### PROBLEM TO SOLVE:
Of the lines in this listing, how many contain the word "Вокзальная"? Give the number and nothing else.

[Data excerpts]

· · · · ·

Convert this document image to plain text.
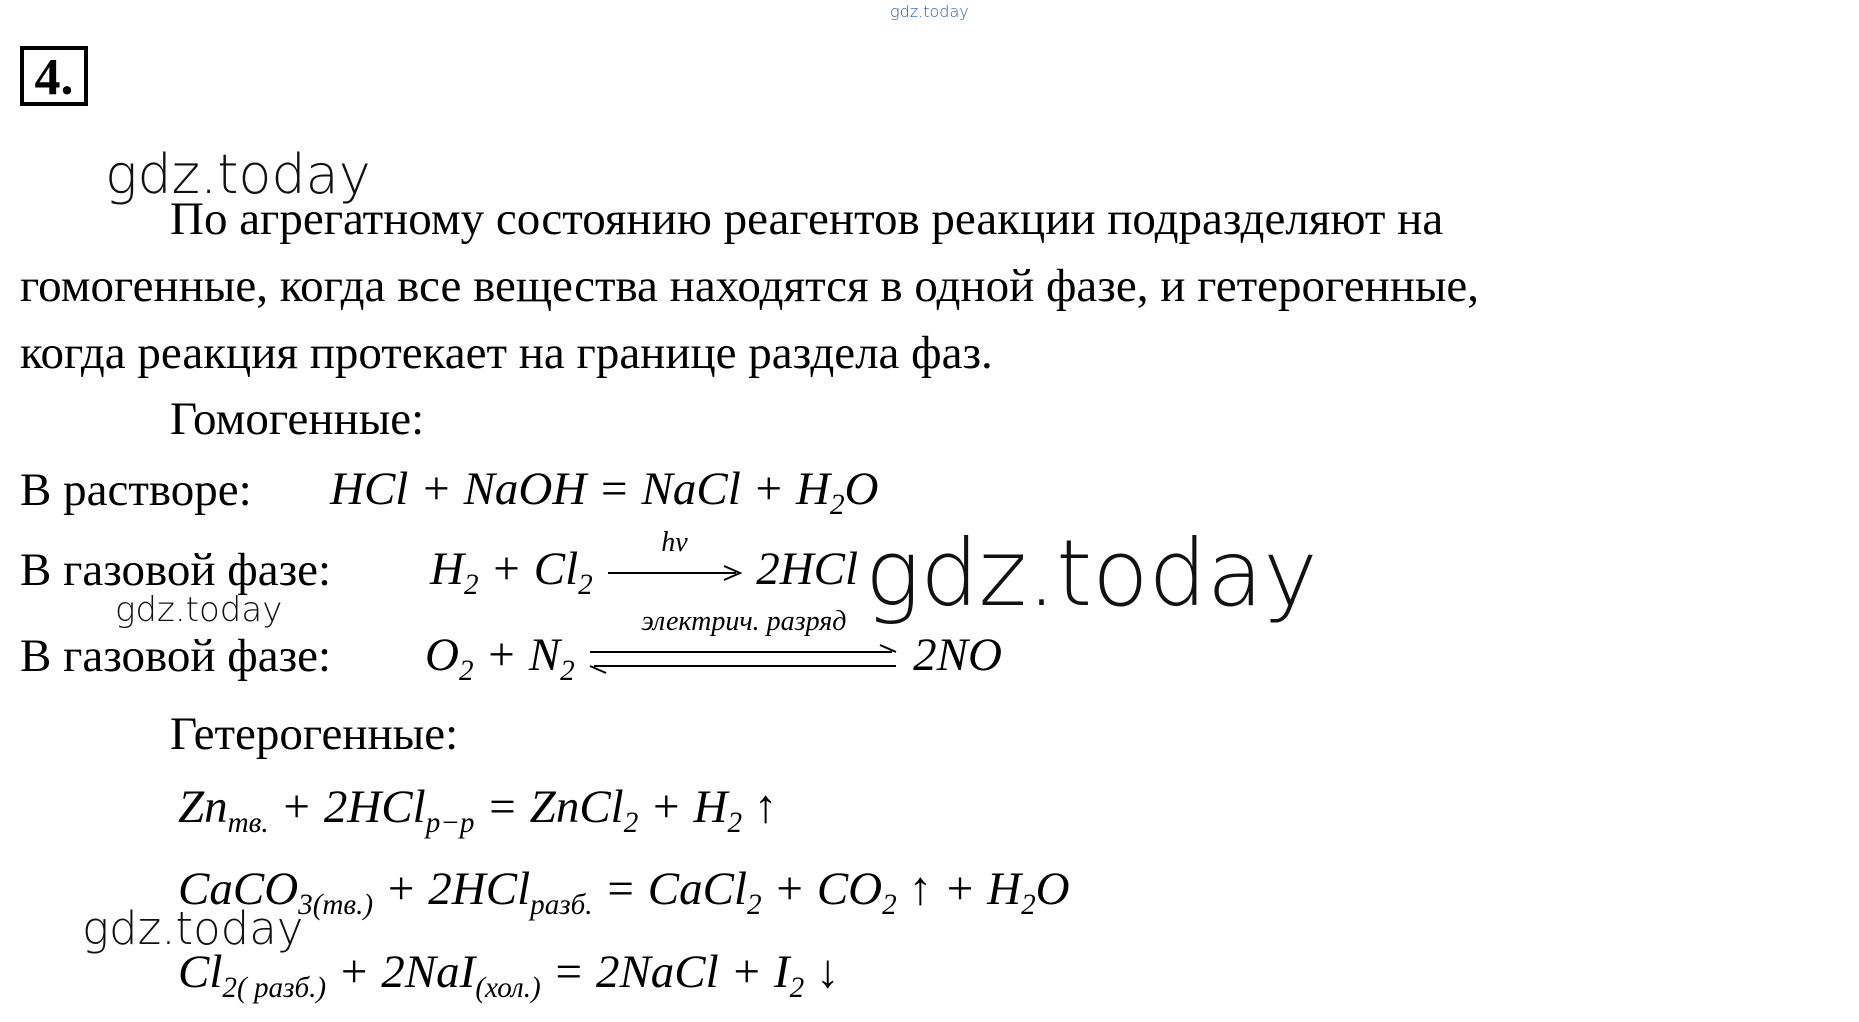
gdz.today
gdz.today
gdz.today
gdz.today
gdz.today
4.
По агрегатному состоянию реагентов реакции подразделяют на
гомогенные, когда все вещества находятся в одной фазе, и гетерогенные,
когда реакция протекает на границе раздела фаз.
Гомогенные:
В растворе: HCl + NaOH = NaCl + $H_2O$
В газовой фазе: $H_2 + Cl_2$
hv
2HCl
В газовой фазе: $O_2 + N_2$
электрич. разряд
2NO
Гетерогенные:
$Zn_{тв.} + 2HCl_{р-р}$ = ZnCl$_2$ + $H_2$ ↑
CaCO$_{3(тв.)}$ + 2HCl$_{разб.}$ = CaCl$_2$ + $CO_2$ ↑ + $H_2O$
$Cl_{2( разб.)} + 2NaI_{(хол.)}$ = 2NaCl + $I_2$ ↓
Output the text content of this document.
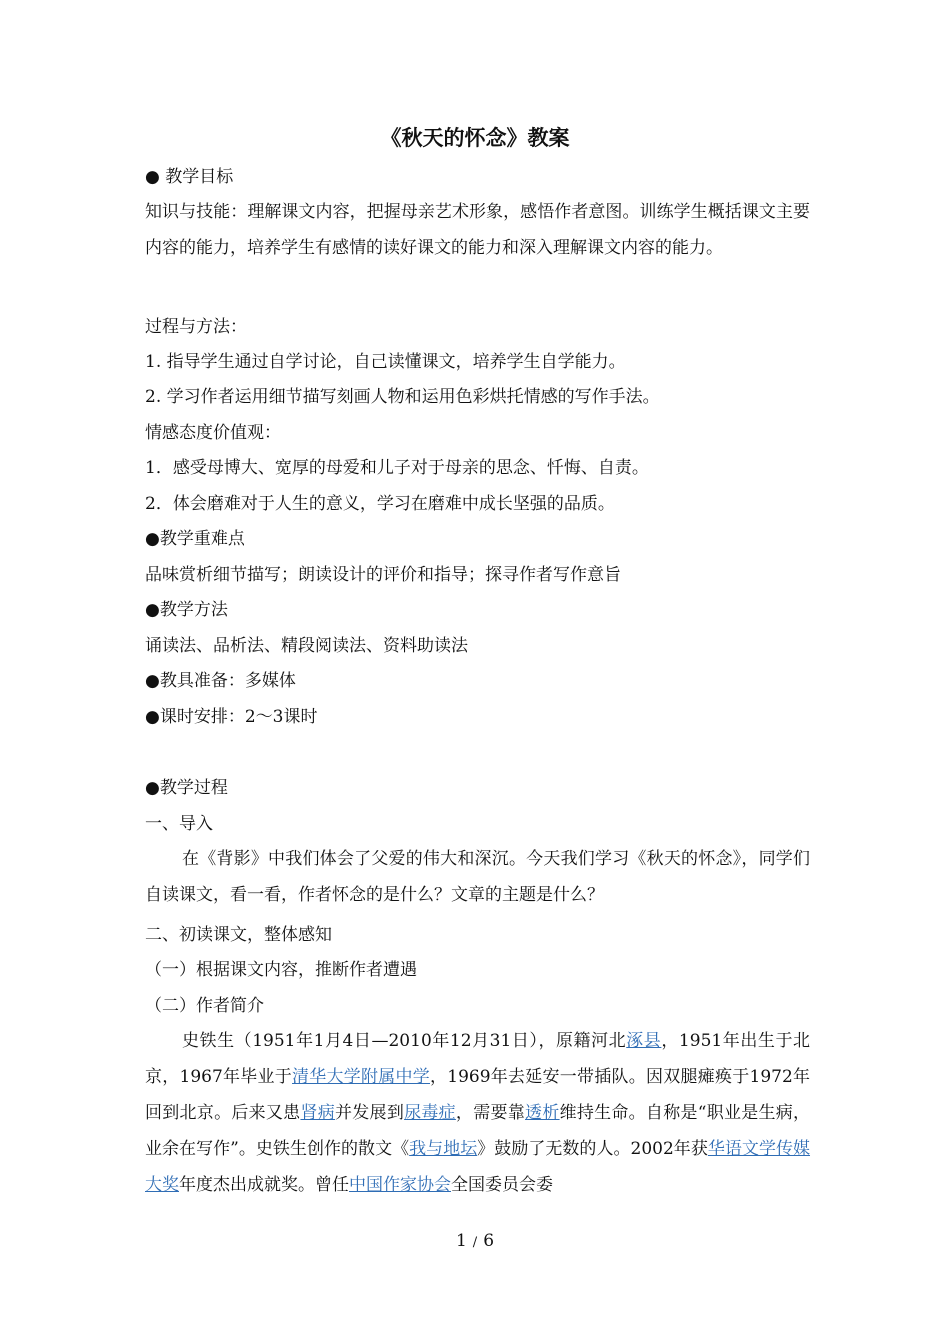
《秋天的怀念》教案
● 教学目标
知识与技能：理解课文内容，把握母亲艺术形象，感悟作者意图。训练学生概括课文主要内容的能力，培养学生有感情的读好课文的能力和深入理解课文内容的能力。
过程与方法：
1. 指导学生通过自学讨论，自己读懂课文，培养学生自学能力。
2. 学习作者运用细节描写刻画人物和运用色彩烘托情感的写作手法。
情感态度价值观：
1．感受母博大、宽厚的母爱和儿子对于母亲的思念、忏悔、自责。
2．体会磨难对于人生的意义，学习在磨难中成长坚强的品质。
●教学重难点
品味赏析细节描写；朗读设计的评价和指导；探寻作者写作意旨
●教学方法
诵读法、品析法、精段阅读法、资料助读法
●教具准备：多媒体
●课时安排：2～3课时
●教学过程
一、导入
在《背影》中我们体会了父爱的伟大和深沉。今天我们学习《秋天的怀念》，同学们自读课文，看一看，作者怀念的是什么？文章的主题是什么？
二、初读课文，整体感知
（一）根据课文内容，推断作者遭遇
（二）作者简介
史铁生（1951年1月4日—2010年12月31日），原籍河北涿县，1951年出生于北京，1967年毕业于清华大学附属中学，1969年去延安一带插队。因双腿瘫痪于1972年回到北京。后来又患肾病并发展到尿毒症，需要靠透析维持生命。自称是“职业是生病，业余在写作”。史铁生创作的散文《我与地坛》鼓励了无数的人。2002年获华语文学传媒大奖年度杰出成就奖。曾任中国作家协会全国委员会委
1 / 6
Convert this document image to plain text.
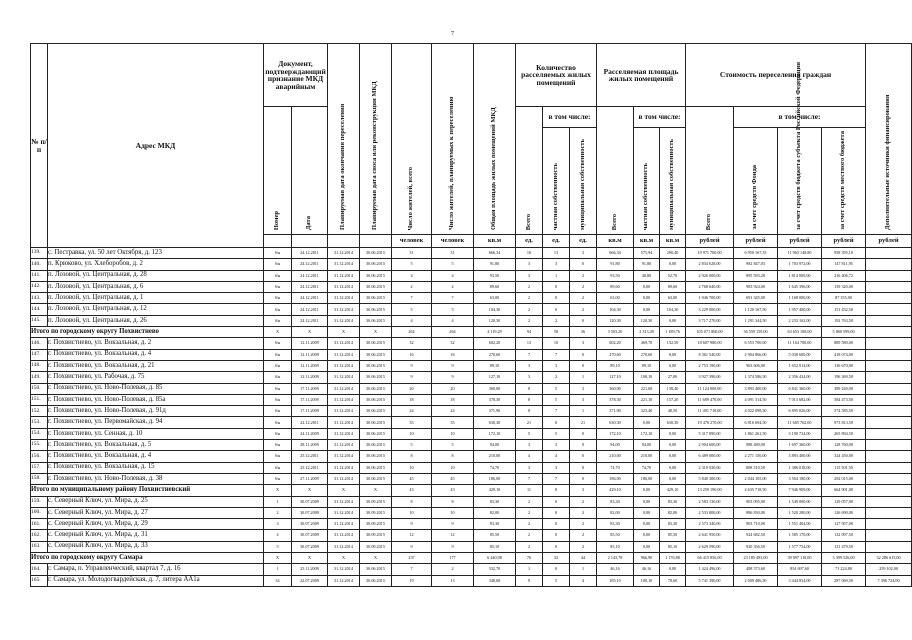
7
№ п/п	Адрес МКД	Документ, подтверждающий признание МКД аварийным		Планируемая дата окончания переселения	Планируемая дата сноса или реконструкции МКД	Число жителей, всего	Число жителей, планируемых к переселению	Общая площадь жилых помещений МКД	Количество расселяемых жилых помещений			Расселяемая площадь жилых помещений			Стоимость переселения граждан				Дополнительные источники финансирования
		Номер	Дата						Всего	в том числе:		Всего	в том числе:		Всего	в том числе:			
										частная собственность	муниципальная собственность		частная собственность	муниципальная собственность		за счет средств Фонда	за счет средств бюджета субъекта Российской Федерации	за счет средств местного бюджета	
						человек	человек	кв.м	ед.	ед.	ед.	кв.м	кв.м	кв.м	рублей	рублей	рублей	рублей	рублей
139.	с. Пестравка, ул. 50 лет Октября, д. 123	б/н	24.12.2011	31.12.2014	30.06.2015	31	31	666,34	16	13	3	666,34	575,94	290,40	19 971 700,00	6 950 167,35	11 963 148,80	958 395,10	
140.	п. Крюково, ул. Хлеборобов, д. 2	б/н	24.12.2011	31.12.2014	30.06.2015	5	5	91,80	3	3	0	91,80	91,80	0,00	2 834 628,00	982 847,03	1 703 972,00	147 811,95	
141.	п. Лозовой, ул. Центральная, д. 28	б/н	24.12.2011	31.12.2014	30.06.2015	4	4	93,50	3	1	2	93,50	40,80	52,70	2 926 000,00	895 593,28	1 814 000,00	216 406,72	
142.	п. Лозовой, ул. Центральная, д. 6	б/н	24.12.2011	31.12.2014	30.06.2015	2	2	89,60	2	0	2	89,60	0,00	89,60	2 768 640,00	983 924,00	1 645 396,00	139 320,00	
143.	п. Лозовой, ул. Центральная, д. 1	б/н	24.12.2011	31.12.2014	30.06.2015	7	7	63,00	2	0	2	63,00	0,00	63,00	1 946 700,00	691 345,00	1 168 000,00	87 355,00	
144.	п. Лозовой, ул. Центральная, д. 12	б/н	24.12.2011	31.12.2014	30.06.2015	5	5	104,30	2	0	2	104,30	0,00	104,30	3 229 000,00	1 120 167,50	1 957 400,00	151 432,50	
145.	п. Лозовой, ул. Центральная, д. 26	б/н	24.12.2011	31.12.2014	30.06.2015	4	4	120,30	2	2	0	120,30	120,30	0,00	3 717 270,00	1 291 344,50	2 233 162,00	192 763,50	
Итого по городскому округу Похвистнево		X	X	X	X	264	264	4 119,29	94	58	36	3 503,20	2 313,49	1 189,76	105 071 860,00	36 559 159,00	63 653 108,00	5 860 599,00	
146.	г. Похвистнево, ул. Вокзальная, д. 2	б/н	12.11.2009	31.12.2014	30.06.2015	32	32	602,20	13	10	3	602,20	469,70	132,50	18 607 980,00	6 553 700,00	11 164 700,00	889 580,00	
147.	г. Похвистнево, ул. Вокзальная, д. 4	б/н	12.11.2009	31.12.2014	30.06.2015	16	16	270,60	7	7	0	270,60	270,60	0,00	8 361 540,00	2 904 866,00	5 038 600,00	418 074,00	
148.	г. Похвистнево, ул. Вокзальная, д. 21	б/н	12.11.2009	31.12.2014	30.06.2015	9	9	89,10	3	3	0	89,10	89,10	0,00	2 753 190,00	963 606,00	1 652 914,00	136 670,00	
149.	г. Похвистнево, ул. Рабочая, д. 75	б/н	12.11.2009	31.12.2014	30.06.2015	9	9	127,10	3	2	1	127,10	100,10	27,00	3 927 390,00	1 374 586,50	2 356 434,00	196 369,50	
150.	г. Похвистнево, ул. Ново-Полевая, д. 85	б/н	17.11.2009	31.12.2014	30.06.2015	20	20	360,00	8	5	3	360,00	221,60	138,40	11 124 000,00	3 893 400,00	6 841 360,00	389 240,00	
151.	г. Похвистнево, ул. Ново-Полевая, д. 85а	б/н	17.11.2009	31.12.2014	30.06.2015	18	18	378,30	8	5	3	378,30	221,10	157,20	11 689 470,00	4 091 314,50	7 013 682,00	584 473,50	
152.	г. Похвистнево, ул. Ново-Полевая, д. 91д	б/н	17.11.2009	31.12.2014	30.06.2015	24	24	371,90	8	7	1	371,90	323,40	48,50	11 491 710,00	4 022 098,50	6 895 026,00	574 585,50	
153.	г. Похвистнево, ул. Первомайская, д. 94	б/н	22.12.2011	31.12.2014	30.06.2015	35	35	630,30	21	0	21	630,30	0,00	630,30	19 476 270,00	6 816 694,50	11 685 762,00	973 813,50	
154.	г. Похвистнево, ул. Сенная, д. 10	б/н	24.11.2009	31.12.2014	30.06.2015	10	10	172,10	5	5	0	172,10	172,10	0,00	5 317 890,00	1 861 261,50	3 190 734,00	265 894,50	
155.	г. Похвистнево, ул. Вокзальная, д. 5	б/н	28.11.2009	31.12.2014	30.06.2015	5	5	94,00	3	3	0	94,00	94,00	0,00	2 904 600,00	988 480,00	1 697 360,00	128 760,00	
156.	г. Похвистнево, ул. Вокзальная, д. 4	б/н	25.12.2011	31.12.2014	30.06.2015	8	8	210,00	4	4	0	210,00	210,00	0,00	6 489 000,00	2 271 150,00	3 893 400,00	324 450,00	
157.	г. Похвистнево, ул. Вокзальная, д. 15	б/н	25.12.2011	31.12.2014	30.06.2015	10	10	74,70	3	3	0	74,70	74,70	0,00	2 310 030,00	808 510,50	1 386 018,00	115 501,50	
158.	г. Похвистнево, ул. Ново-Полевая, д. 38	б/н	27.11.2009	31.12.2014	30.06.2015	45	45	186,00	7	7	0	186,00	186,00	0,00	5 840 300,00	2 044 105,00	3 504 180,00	292 015,00	
Итого по муниципальному району Похвистневский		X	X	X	X	43	43	429,10	11	8	3	429,10	0,00	429,10	13 259 190,00	4 635 718,50	7 946 909,00	664 901,00	
159.	с. Северный Ключ, ул. Мира, д. 25	1	30.07.2009	31.12.2014	30.09.2015	8	8	83,30	2	0	2	83,30	0,00	83,30	2 583 130,00	903 095,00	1 549 000,00	129 057,00	
160.	с. Северный Ключ, ул. Мира, д. 27	2	30.07.2009	31.12.2014	30.09.2015	10	10	82,00	2	0	2	82,00	0,00	82,00	2 533 800,00	886 830,00	1 520 280,00	126 690,00	
161.	с. Северный Ключ, ул. Мира, д. 29	3	30.07.2009	31.12.2014	30.09.2015	9	9	83,30	2	0	2	83,30	0,00	83,30	2 573 340,00	903 710,00	1 551 404,00	127 957,00	
162.	с. Северный Ключ, ул. Мира, д. 31	4	30.07.2009	31.12.2014	30.09.2015	12	12	85,50	2	0	2	85,50	0,00	85,50	2 641 950,00	924 682,50	1 585 170,00	132 097,50	
163.	с. Северный Ключ, ул. Мира, д. 33	5	30.07.2009	31.12.2014	30.09.2015	9	9	85,10	2	0	2	85,10	0,00	85,10	2 629 590,00	920 356,50	1 577 754,00	131 479,50	
Итого по городскому округу Самара		X	X	X	X	237	177	6 440,98	76	32	44	2 143,78	966,90	1 176,88	66 415 856,00	23 185 493,00	39 997 110,00	3 399 526,00	32 286 615,00
164.	г. Самара, п. Управленческий, квартал 7, д. 16	1	25.11.2009	31.12.2014	30.06.2015	7	2	332,70	1	0	1	46,16	46,16	0,00	1 424 496,00	498 573,60	854 697,60	71 224,80	259 102,00
165.	г. Самара, ул. Молодогвардейская, д. 7, литера АА1а	34	22.07.2009	31.12.2014	30.06.2015	19	13	348,60	9	5	4	185,10	100,10	78,60	5 741 390,00	2 009 486,50	3 444 834,00	287 069,50	7 396 724,00
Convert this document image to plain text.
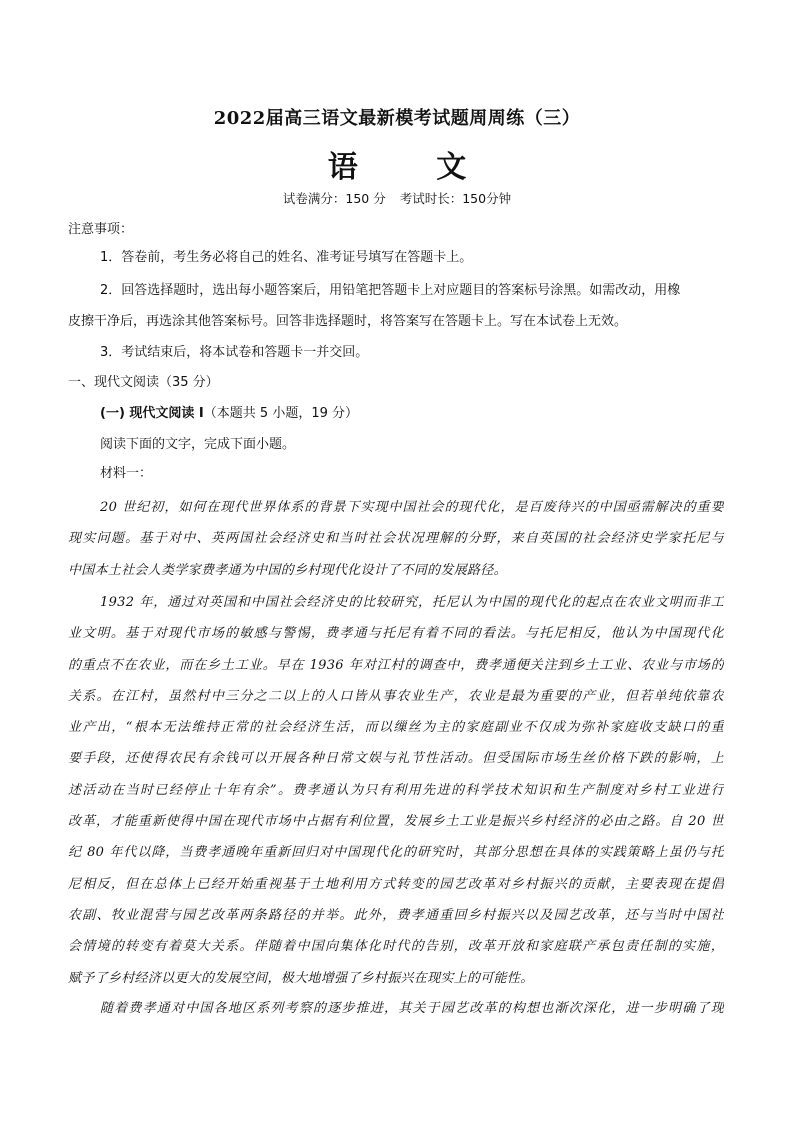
2022届高三语文最新模考试题周周练（三）
语 文
试卷满分：150 分 考试时长：150分钟
注意事项：
1．答卷前，考生务必将自己的姓名、准考证号填写在答题卡上。
2．回答选择题时，选出每小题答案后，用铅笔把答题卡上对应题目的答案标号涂黑。如需改动，用橡
皮擦干净后，再选涂其他答案标号。回答非选择题时，将答案写在答题卡上。写在本试卷上无效。
3．考试结束后，将本试卷和答题卡一并交回。
一、现代文阅读（35 分）
(一) 现代文阅读 I（本题共 5 小题，19 分）
阅读下面的文字，完成下面小题。
材料一：
20 世纪初，如何在现代世界体系的背景下实现中国社会的现代化，是百废待兴的中国亟需解决的重要
现实问题。基于对中、英两国社会经济史和当时社会状况理解的分野，来自英国的社会经济史学家托尼与
中国本土社会人类学家费孝通为中国的乡村现代化设计了不同的发展路径。
1932 年，通过对英国和中国社会经济史的比较研究，托尼认为中国的现代化的起点在农业文明而非工
业文明。基于对现代市场的敏感与警惕，费孝通与托尼有着不同的看法。与托尼相反，他认为中国现代化
的重点不在农业，而在乡土工业。早在 1936 年对江村的调查中，费孝通便关注到乡土工业、农业与市场的
关系。在江村，虽然村中三分之二以上的人口皆从事农业生产，农业是最为重要的产业，但若单纯依靠农
业产出，“根本无法维持正常的社会经济生活，而以缫丝为主的家庭副业不仅成为弥补家庭收支缺口的重
要手段，还使得农民有余钱可以开展各种日常文娱与礼节性活动。但受国际市场生丝价格下跌的影响，上
述活动在当时已经停止十年有余”。费孝通认为只有利用先进的科学技术知识和生产制度对乡村工业进行
改革，才能重新使得中国在现代市场中占据有利位置，发展乡土工业是振兴乡村经济的必由之路。自 20 世
纪 80 年代以降，当费孝通晚年重新回归对中国现代化的研究时，其部分思想在具体的实践策略上虽仍与托
尼相反，但在总体上已经开始重视基于土地利用方式转变的园艺改革对乡村振兴的贡献，主要表现在提倡
农副、牧业混营与园艺改革两条路径的并举。此外，费孝通重回乡村振兴以及园艺改革，还与当时中国社
会情境的转变有着莫大关系。伴随着中国向集体化时代的告别，改革开放和家庭联产承包责任制的实施，
赋予了乡村经济以更大的发展空间，极大地增强了乡村振兴在现实上的可能性。
随着费孝通对中国各地区系列考察的逐步推进，其关于园艺改革的构想也渐次深化，进一步明确了现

· · · · ·

### EXERCISE SOLUTION:
6